_TASK INPUTS_.
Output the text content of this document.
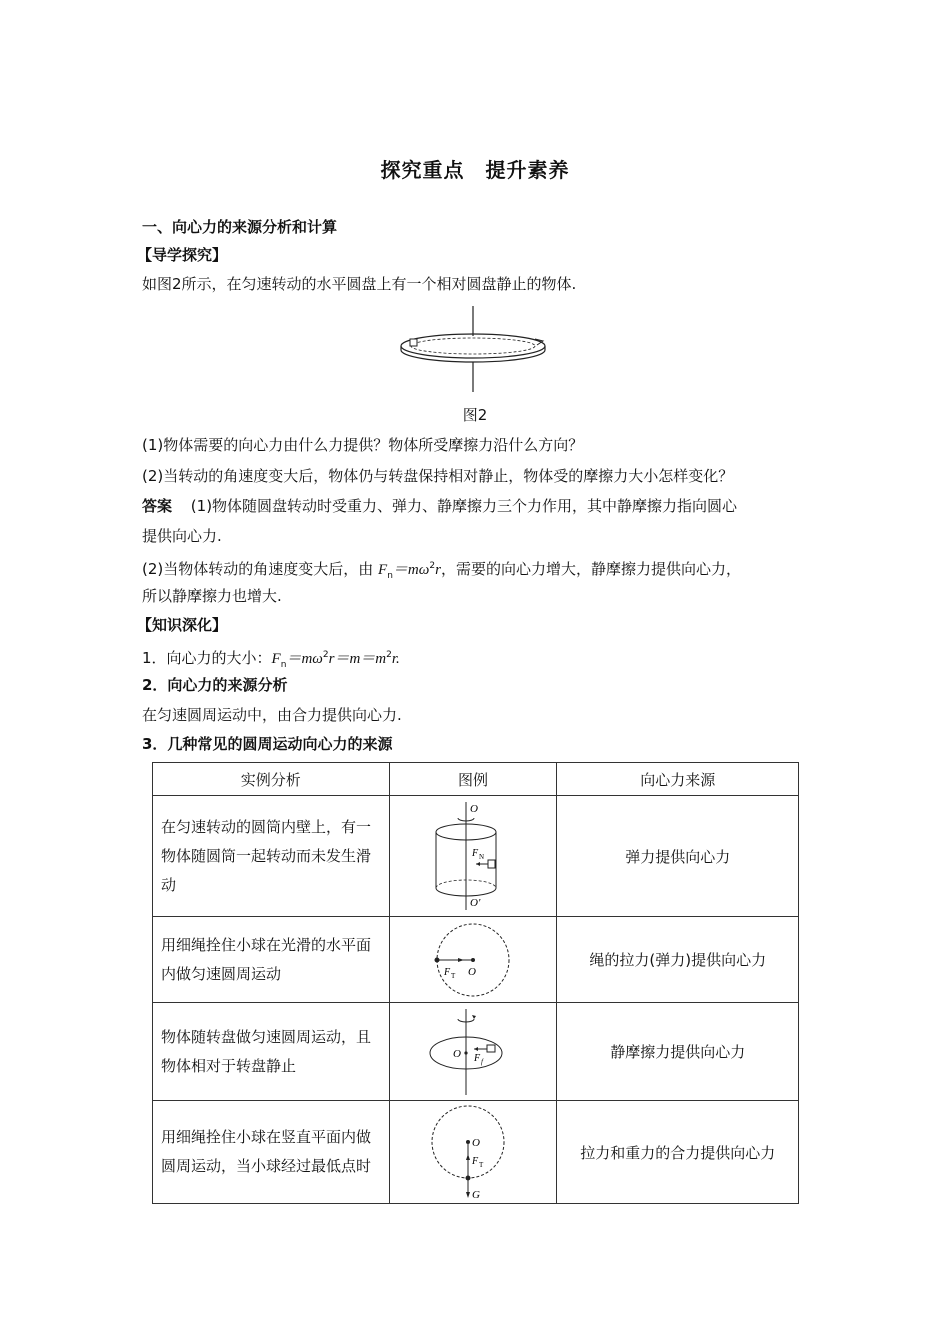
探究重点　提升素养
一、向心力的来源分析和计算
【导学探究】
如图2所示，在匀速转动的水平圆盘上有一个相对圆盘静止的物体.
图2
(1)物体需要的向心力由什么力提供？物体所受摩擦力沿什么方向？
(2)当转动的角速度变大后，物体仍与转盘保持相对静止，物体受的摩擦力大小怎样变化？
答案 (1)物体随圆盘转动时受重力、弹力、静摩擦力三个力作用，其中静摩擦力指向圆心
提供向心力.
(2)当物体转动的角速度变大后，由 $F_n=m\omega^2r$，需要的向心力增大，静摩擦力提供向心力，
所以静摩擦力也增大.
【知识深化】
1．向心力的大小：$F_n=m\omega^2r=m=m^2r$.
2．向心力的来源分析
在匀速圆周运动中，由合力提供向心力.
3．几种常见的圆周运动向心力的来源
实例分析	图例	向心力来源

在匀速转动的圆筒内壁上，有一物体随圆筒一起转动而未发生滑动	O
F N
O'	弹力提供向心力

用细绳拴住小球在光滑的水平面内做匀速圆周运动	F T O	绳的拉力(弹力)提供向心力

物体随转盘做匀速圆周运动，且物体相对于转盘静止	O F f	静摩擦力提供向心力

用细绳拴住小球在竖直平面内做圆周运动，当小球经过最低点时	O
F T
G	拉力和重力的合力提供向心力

_TASK TO COMPLETE_. Skip the images and write out the rest of the listing exactly.

_ANSWER_.
Output the text content of this document.
探究重点　提升素养
一、向心力的来源分析和计算
【导学探究】
如图2所示，在匀速转动的水平圆盘上有一个相对圆盘静止的物体.
图2
(1)物体需要的向心力由什么力提供？物体所受摩擦力沿什么方向？
(2)当转动的角速度变大后，物体仍与转盘保持相对静止，物体受的摩擦力大小怎样变化？
答案 (1)物体随圆盘转动时受重力、弹力、静摩擦力三个力作用，其中静摩擦力指向圆心
提供向心力.
(2)当物体转动的角速度变大后，由 $F_n=m\omega^2r$，需要的向心力增大，静摩擦力提供向心力，
所以静摩擦力也增大.
【知识深化】
1．向心力的大小：$F_n=m\omega^2r=m=m^2r$.
2．向心力的来源分析
在匀速圆周运动中，由合力提供向心力.
3．几种常见的圆周运动向心力的来源
实例分析	图例	向心力来源

在匀速转动的圆筒内壁上，有一物体随圆筒一起转动而未发生滑动	O
F N
O'	弹力提供向心力

用细绳拴住小球在光滑的水平面内做匀速圆周运动	F T O	绳的拉力(弹力)提供向心力

物体随转盘做匀速圆周运动，且物体相对于转盘静止	O F f	静摩擦力提供向心力

用细绳拴住小球在竖直平面内做圆周运动，当小球经过最低点时	O
F T
G	拉力和重力的合力提供向心力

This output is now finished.